Given exercise » Collect from the data below each line with "команд".

Stored records:
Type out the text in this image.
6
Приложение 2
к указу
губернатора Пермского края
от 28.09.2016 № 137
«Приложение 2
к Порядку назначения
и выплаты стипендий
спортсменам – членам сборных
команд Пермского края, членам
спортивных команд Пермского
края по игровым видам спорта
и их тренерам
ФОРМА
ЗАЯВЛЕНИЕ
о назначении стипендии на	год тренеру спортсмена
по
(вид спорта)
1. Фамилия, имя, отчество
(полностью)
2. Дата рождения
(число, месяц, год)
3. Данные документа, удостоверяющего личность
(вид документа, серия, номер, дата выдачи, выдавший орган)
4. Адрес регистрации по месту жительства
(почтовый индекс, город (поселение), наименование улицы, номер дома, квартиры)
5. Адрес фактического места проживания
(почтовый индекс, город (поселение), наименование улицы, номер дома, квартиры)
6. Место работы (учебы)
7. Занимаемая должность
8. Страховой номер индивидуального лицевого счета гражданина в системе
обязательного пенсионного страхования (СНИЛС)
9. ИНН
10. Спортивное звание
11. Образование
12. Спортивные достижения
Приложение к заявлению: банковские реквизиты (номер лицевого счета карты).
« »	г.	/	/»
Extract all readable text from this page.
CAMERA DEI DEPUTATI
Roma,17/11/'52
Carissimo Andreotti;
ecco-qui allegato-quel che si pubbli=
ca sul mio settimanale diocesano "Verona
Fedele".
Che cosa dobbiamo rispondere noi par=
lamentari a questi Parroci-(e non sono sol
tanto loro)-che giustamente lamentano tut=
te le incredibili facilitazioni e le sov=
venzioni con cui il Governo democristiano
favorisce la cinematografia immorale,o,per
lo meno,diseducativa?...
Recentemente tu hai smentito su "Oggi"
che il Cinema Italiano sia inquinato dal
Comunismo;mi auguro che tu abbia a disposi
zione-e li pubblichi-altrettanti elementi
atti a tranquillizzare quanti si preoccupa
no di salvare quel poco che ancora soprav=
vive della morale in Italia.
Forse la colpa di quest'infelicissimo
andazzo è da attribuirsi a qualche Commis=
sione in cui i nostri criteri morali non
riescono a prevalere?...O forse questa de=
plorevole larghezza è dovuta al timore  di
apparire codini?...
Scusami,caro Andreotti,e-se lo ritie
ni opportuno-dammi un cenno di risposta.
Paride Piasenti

Task solution »
команд Пермского края, членам
спортивных команд Пермского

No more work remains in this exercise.